Saved data entries:

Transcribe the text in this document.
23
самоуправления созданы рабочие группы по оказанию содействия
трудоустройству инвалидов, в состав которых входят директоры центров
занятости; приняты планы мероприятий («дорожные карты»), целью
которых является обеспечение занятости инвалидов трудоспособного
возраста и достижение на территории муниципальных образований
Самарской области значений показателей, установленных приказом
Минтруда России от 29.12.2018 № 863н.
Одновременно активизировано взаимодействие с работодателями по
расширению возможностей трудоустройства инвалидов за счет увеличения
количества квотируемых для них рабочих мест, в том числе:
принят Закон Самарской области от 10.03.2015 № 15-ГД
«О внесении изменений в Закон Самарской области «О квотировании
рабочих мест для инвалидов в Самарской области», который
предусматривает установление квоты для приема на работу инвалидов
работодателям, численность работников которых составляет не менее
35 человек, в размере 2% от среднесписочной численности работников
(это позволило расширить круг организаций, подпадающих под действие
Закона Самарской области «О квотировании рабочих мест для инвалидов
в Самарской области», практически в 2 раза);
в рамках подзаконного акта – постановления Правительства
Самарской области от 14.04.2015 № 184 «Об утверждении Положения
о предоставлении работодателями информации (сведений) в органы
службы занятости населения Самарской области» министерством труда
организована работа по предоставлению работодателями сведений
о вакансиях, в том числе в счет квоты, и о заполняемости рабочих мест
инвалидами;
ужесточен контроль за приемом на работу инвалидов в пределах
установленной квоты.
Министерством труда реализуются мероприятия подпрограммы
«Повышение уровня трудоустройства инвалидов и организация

GOAL. Take every line from the data above that holds "занятости" and copy it out.

PROBLEM SOLUTION.
занятости; приняты планы мероприятий («дорожные карты»), целью
которых является обеспечение занятости инвалидов трудоспособного
службы занятости населения Самарской области» министерством труда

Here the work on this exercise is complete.